--- Exercise material ---
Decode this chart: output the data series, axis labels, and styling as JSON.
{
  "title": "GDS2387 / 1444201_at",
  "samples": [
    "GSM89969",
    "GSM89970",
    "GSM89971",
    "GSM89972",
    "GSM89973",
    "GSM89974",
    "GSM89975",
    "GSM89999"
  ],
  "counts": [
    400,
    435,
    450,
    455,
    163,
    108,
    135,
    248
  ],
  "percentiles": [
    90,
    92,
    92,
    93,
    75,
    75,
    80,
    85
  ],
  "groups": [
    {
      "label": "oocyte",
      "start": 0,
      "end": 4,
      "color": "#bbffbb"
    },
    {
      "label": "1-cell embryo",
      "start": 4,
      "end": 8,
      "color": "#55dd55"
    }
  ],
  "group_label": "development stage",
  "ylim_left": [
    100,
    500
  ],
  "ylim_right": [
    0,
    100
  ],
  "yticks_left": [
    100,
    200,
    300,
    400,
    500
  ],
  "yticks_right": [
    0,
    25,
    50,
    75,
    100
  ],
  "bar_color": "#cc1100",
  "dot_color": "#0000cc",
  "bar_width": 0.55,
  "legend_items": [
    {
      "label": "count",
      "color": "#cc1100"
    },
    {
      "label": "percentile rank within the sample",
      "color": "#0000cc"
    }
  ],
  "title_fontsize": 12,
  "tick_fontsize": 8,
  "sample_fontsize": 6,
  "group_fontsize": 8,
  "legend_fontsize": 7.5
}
---
## Aim
Return all the data exactly as given.

## Task output
Decode this chart: output the data series, axis labels, and styling as JSON.
{
  "title": "GDS2387 / 1444201_at",
  "samples": [
    "GSM89969",
    "GSM89970",
    "GSM89971",
    "GSM89972",
    "GSM89973",
    "GSM89974",
    "GSM89975",
    "GSM89999"
  ],
  "counts": [
    400,
    435,
    450,
    455,
    163,
    108,
    135,
    248
  ],
  "percentiles": [
    90,
    92,
    92,
    93,
    75,
    75,
    80,
    85
  ],
  "groups": [
    {
      "label": "oocyte",
      "start": 0,
      "end": 4,
      "color": "#bbffbb"
    },
    {
      "label": "1-cell embryo",
      "start": 4,
      "end": 8,
      "color": "#55dd55"
    }
  ],
  "group_label": "development stage",
  "ylim_left": [
    100,
    500
  ],
  "ylim_right": [
    0,
    100
  ],
  "yticks_left": [
    100,
    200,
    300,
    400,
    500
  ],
  "yticks_right": [
    0,
    25,
    50,
    75,
    100
  ],
  "bar_color": "#cc1100",
  "dot_color": "#0000cc",
  "bar_width": 0.55,
  "legend_items": [
    {
      "label": "count",
      "color": "#cc1100"
    },
    {
      "label": "percentile rank within the sample",
      "color": "#0000cc"
    }
  ],
  "title_fontsize": 12,
  "tick_fontsize": 8,
  "sample_fontsize": 6,
  "group_fontsize": 8,
  "legend_fontsize": 7.5
}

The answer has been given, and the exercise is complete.